## Material for the task
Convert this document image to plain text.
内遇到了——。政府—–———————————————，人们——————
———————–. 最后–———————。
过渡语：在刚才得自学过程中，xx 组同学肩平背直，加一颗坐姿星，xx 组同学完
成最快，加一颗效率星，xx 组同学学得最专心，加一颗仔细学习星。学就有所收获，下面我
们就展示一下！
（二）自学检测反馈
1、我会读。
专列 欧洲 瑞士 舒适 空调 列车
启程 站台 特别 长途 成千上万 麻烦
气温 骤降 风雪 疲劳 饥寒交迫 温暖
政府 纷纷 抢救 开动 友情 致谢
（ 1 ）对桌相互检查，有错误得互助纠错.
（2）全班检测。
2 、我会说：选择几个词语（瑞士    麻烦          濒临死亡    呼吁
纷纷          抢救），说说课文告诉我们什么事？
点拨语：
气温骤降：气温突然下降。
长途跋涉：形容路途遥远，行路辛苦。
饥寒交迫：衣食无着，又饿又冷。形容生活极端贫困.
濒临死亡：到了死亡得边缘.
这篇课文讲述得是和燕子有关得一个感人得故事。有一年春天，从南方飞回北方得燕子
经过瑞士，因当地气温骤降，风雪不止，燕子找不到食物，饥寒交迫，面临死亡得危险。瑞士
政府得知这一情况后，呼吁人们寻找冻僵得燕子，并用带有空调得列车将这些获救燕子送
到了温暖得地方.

## Exercise task
Among the lines of the listing, how many hold the string "饥寒交迫"? Respond with only the number.

## Exercise output
3